-- DATASET --
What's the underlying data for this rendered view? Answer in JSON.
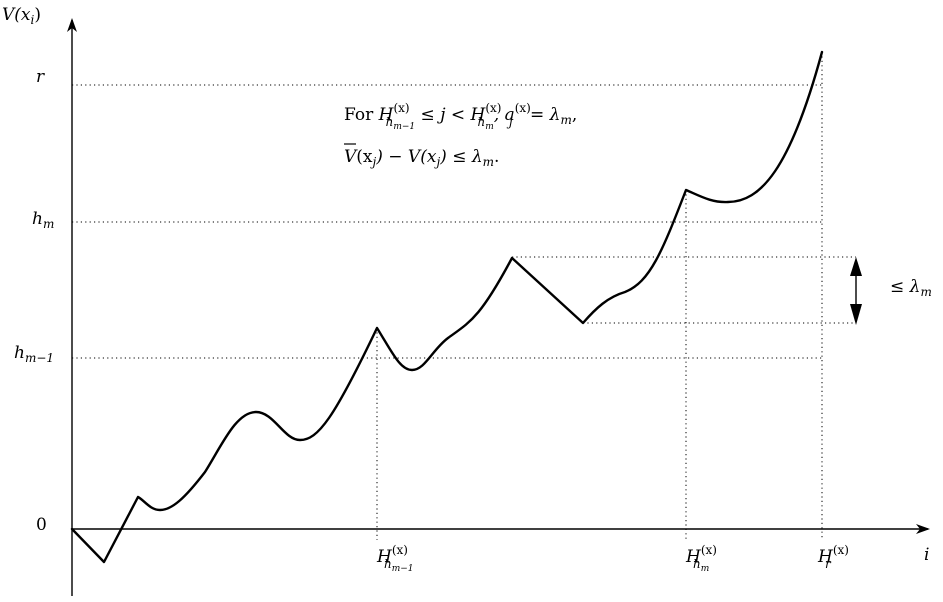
{
  "axes": {
    "y_label": {
      "main": "V(x",
      "sub": "i",
      "close": ")"
    },
    "x_label": "i",
    "origin_label": "0"
  },
  "y_levels": {
    "r": "r",
    "h_m": {
      "base": "h",
      "sub": "m"
    },
    "h_m_minus_1": {
      "base": "h",
      "sub": "m−1"
    }
  },
  "x_marks": {
    "H_h_m_minus_1": {
      "base": "H",
      "sup": "(x)",
      "sub": "h",
      "subsub": "m−1"
    },
    "H_h_m": {
      "base": "H",
      "sup": "(x)",
      "sub": "h",
      "subsub": "m"
    },
    "H_r": {
      "base": "H",
      "sup": "(x)",
      "sub": "r"
    }
  },
  "annotation": {
    "line1": {
      "for": "For ",
      "H": "H",
      "sup1": "(x)",
      "sub1": "h",
      "subsub1": "m−1",
      "leq_j_lt": " ≤ j < ",
      "H2": "H",
      "sup2": "(x)",
      "sub2": "h",
      "subsub2": "m",
      "comma_a": ", a",
      "sup3": "(x)",
      "sub3": "j",
      "eq": " = λ",
      "sub4": "m",
      "end": ","
    },
    "line2": {
      "vbar": "V",
      "mid": "(x",
      "sub1": "j",
      "minus": ") − V(x",
      "sub2": "j",
      "leq": ") ≤ λ",
      "sub3": "m",
      "end": "."
    }
  },
  "bracket_label": {
    "leq": "≤ λ",
    "sub": "m"
  }
}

-- GIVEN EXERCISE --
Reproduce all of the data exactly; the pictures do not belong in the copy.

-- COMPLETED EXERCISE --
What's the underlying data for this rendered view? Answer in JSON.
{
  "axes": {
    "y_label": {
      "main": "V(x",
      "sub": "i",
      "close": ")"
    },
    "x_label": "i",
    "origin_label": "0"
  },
  "y_levels": {
    "r": "r",
    "h_m": {
      "base": "h",
      "sub": "m"
    },
    "h_m_minus_1": {
      "base": "h",
      "sub": "m−1"
    }
  },
  "x_marks": {
    "H_h_m_minus_1": {
      "base": "H",
      "sup": "(x)",
      "sub": "h",
      "subsub": "m−1"
    },
    "H_h_m": {
      "base": "H",
      "sup": "(x)",
      "sub": "h",
      "subsub": "m"
    },
    "H_r": {
      "base": "H",
      "sup": "(x)",
      "sub": "r"
    }
  },
  "annotation": {
    "line1": {
      "for": "For ",
      "H": "H",
      "sup1": "(x)",
      "sub1": "h",
      "subsub1": "m−1",
      "leq_j_lt": " ≤ j < ",
      "H2": "H",
      "sup2": "(x)",
      "sub2": "h",
      "subsub2": "m",
      "comma_a": ", a",
      "sup3": "(x)",
      "sub3": "j",
      "eq": " = λ",
      "sub4": "m",
      "end": ","
    },
    "line2": {
      "vbar": "V",
      "mid": "(x",
      "sub1": "j",
      "minus": ") − V(x",
      "sub2": "j",
      "leq": ") ≤ λ",
      "sub3": "m",
      "end": "."
    }
  },
  "bracket_label": {
    "leq": "≤ λ",
    "sub": "m"
  }
}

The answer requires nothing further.